[Collected data]
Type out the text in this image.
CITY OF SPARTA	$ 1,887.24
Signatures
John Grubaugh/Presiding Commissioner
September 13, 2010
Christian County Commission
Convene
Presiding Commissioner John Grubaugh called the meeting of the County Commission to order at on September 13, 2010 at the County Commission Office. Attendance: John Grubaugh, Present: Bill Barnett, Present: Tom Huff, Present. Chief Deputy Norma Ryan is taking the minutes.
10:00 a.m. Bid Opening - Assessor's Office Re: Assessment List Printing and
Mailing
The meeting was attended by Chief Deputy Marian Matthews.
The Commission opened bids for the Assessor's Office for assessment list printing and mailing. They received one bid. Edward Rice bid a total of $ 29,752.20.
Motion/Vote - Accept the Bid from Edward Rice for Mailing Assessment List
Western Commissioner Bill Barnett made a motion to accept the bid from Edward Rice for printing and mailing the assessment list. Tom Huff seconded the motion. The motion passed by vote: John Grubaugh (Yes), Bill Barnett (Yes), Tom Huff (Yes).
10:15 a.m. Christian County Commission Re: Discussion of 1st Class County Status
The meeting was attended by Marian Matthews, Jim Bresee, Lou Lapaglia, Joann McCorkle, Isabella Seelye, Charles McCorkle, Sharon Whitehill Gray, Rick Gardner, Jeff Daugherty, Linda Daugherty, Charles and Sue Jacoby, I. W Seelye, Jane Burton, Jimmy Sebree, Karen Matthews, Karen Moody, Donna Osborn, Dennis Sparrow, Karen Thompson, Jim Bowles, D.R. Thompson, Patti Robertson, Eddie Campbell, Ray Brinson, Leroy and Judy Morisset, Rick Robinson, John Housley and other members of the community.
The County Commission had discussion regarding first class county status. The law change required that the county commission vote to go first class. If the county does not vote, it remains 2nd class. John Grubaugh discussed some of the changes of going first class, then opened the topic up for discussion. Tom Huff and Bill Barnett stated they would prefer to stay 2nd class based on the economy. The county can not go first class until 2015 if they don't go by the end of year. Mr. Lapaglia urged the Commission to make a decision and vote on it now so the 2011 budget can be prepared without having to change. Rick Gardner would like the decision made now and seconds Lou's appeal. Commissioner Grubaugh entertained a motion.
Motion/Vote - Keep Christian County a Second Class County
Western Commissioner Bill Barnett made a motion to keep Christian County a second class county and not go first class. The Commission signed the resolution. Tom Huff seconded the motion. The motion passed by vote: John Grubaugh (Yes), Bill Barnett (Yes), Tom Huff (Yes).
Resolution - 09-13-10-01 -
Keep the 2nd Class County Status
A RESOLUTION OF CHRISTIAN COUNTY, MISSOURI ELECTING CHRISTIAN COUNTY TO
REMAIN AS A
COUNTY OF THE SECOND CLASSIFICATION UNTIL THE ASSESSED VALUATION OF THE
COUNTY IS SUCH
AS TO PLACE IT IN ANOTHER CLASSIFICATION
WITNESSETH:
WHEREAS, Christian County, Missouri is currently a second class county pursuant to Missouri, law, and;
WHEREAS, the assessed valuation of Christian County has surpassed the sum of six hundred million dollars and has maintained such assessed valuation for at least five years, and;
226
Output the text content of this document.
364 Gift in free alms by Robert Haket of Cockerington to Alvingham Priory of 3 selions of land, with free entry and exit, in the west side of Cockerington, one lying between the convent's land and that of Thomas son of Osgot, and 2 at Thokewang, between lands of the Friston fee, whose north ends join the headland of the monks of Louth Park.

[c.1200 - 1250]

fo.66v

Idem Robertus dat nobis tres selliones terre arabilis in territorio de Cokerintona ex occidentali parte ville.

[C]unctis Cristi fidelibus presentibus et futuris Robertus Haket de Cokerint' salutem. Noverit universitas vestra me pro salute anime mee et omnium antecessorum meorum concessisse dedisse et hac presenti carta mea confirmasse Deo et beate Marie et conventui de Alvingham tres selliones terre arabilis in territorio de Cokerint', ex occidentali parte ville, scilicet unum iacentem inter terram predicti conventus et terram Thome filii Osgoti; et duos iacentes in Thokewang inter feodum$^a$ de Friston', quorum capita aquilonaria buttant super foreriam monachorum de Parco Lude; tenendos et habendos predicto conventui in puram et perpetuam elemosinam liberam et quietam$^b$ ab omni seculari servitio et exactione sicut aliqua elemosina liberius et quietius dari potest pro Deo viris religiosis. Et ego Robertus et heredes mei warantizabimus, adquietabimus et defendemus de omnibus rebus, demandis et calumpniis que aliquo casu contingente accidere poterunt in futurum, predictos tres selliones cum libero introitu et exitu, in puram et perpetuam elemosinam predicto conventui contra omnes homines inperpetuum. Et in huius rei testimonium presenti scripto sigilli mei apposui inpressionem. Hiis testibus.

Directions:
Extract, word for word, each line of the listing above.

Response to the task:
Type out the text in this image.
CITY OF SPARTA	$ 1,887.24
Signatures
John Grubaugh/Presiding Commissioner
September 13, 2010
Christian County Commission
Convene
Presiding Commissioner John Grubaugh called the meeting of the County Commission to order at on September 13, 2010 at the County Commission Office. Attendance: John Grubaugh, Present: Bill Barnett, Present: Tom Huff, Present. Chief Deputy Norma Ryan is taking the minutes.
10:00 a.m. Bid Opening - Assessor's Office Re: Assessment List Printing and
Mailing
The meeting was attended by Chief Deputy Marian Matthews.
The Commission opened bids for the Assessor's Office for assessment list printing and mailing. They received one bid. Edward Rice bid a total of $ 29,752.20.
Motion/Vote - Accept the Bid from Edward Rice for Mailing Assessment List
Western Commissioner Bill Barnett made a motion to accept the bid from Edward Rice for printing and mailing the assessment list. Tom Huff seconded the motion. The motion passed by vote: John Grubaugh (Yes), Bill Barnett (Yes), Tom Huff (Yes).
10:15 a.m. Christian County Commission Re: Discussion of 1st Class County Status
The meeting was attended by Marian Matthews, Jim Bresee, Lou Lapaglia, Joann McCorkle, Isabella Seelye, Charles McCorkle, Sharon Whitehill Gray, Rick Gardner, Jeff Daugherty, Linda Daugherty, Charles and Sue Jacoby, I. W Seelye, Jane Burton, Jimmy Sebree, Karen Matthews, Karen Moody, Donna Osborn, Dennis Sparrow, Karen Thompson, Jim Bowles, D.R. Thompson, Patti Robertson, Eddie Campbell, Ray Brinson, Leroy and Judy Morisset, Rick Robinson, John Housley and other members of the community.
The County Commission had discussion regarding first class county status. The law change required that the county commission vote to go first class. If the county does not vote, it remains 2nd class. John Grubaugh discussed some of the changes of going first class, then opened the topic up for discussion. Tom Huff and Bill Barnett stated they would prefer to stay 2nd class based on the economy. The county can not go first class until 2015 if they don't go by the end of year. Mr. Lapaglia urged the Commission to make a decision and vote on it now so the 2011 budget can be prepared without having to change. Rick Gardner would like the decision made now and seconds Lou's appeal. Commissioner Grubaugh entertained a motion.
Motion/Vote - Keep Christian County a Second Class County
Western Commissioner Bill Barnett made a motion to keep Christian County a second class county and not go first class. The Commission signed the resolution. Tom Huff seconded the motion. The motion passed by vote: John Grubaugh (Yes), Bill Barnett (Yes), Tom Huff (Yes).
Resolution - 09-13-10-01 -
Keep the 2nd Class County Status
A RESOLUTION OF CHRISTIAN COUNTY, MISSOURI ELECTING CHRISTIAN COUNTY TO
REMAIN AS A
COUNTY OF THE SECOND CLASSIFICATION UNTIL THE ASSESSED VALUATION OF THE
COUNTY IS SUCH
AS TO PLACE IT IN ANOTHER CLASSIFICATION
WITNESSETH:
WHEREAS, Christian County, Missouri is currently a second class county pursuant to Missouri, law, and;
WHEREAS, the assessed valuation of Christian County has surpassed the sum of six hundred million dollars and has maintained such assessed valuation for at least five years, and;
226
Output the text content of this document.
364 Gift in free alms by Robert Haket of Cockerington to Alvingham Priory of 3 selions of land, with free entry and exit, in the west side of Cockerington, one lying between the convent's land and that of Thomas son of Osgot, and 2 at Thokewang, between lands of the Friston fee, whose north ends join the headland of the monks of Louth Park.

[c.1200 - 1250]

fo.66v

Idem Robertus dat nobis tres selliones terre arabilis in territorio de Cokerintona ex occidentali parte ville.

[C]unctis Cristi fidelibus presentibus et futuris Robertus Haket de Cokerint' salutem. Noverit universitas vestra me pro salute anime mee et omnium antecessorum meorum concessisse dedisse et hac presenti carta mea confirmasse Deo et beate Marie et conventui de Alvingham tres selliones terre arabilis in territorio de Cokerint', ex occidentali parte ville, scilicet unum iacentem inter terram predicti conventus et terram Thome filii Osgoti; et duos iacentes in Thokewang inter feodum$^a$ de Friston', quorum capita aquilonaria buttant super foreriam monachorum de Parco Lude; tenendos et habendos predicto conventui in puram et perpetuam elemosinam liberam et quietam$^b$ ab omni seculari servitio et exactione sicut aliqua elemosina liberius et quietius dari potest pro Deo viris religiosis. Et ego Robertus et heredes mei warantizabimus, adquietabimus et defendemus de omnibus rebus, demandis et calumpniis que aliquo casu contingente accidere poterunt in futurum, predictos tres selliones cum libero introitu et exitu, in puram et perpetuam elemosinam predicto conventui contra omnes homines inperpetuum. Et in huius rei testimonium presenti scripto sigilli mei apposui inpressionem. Hiis testibus.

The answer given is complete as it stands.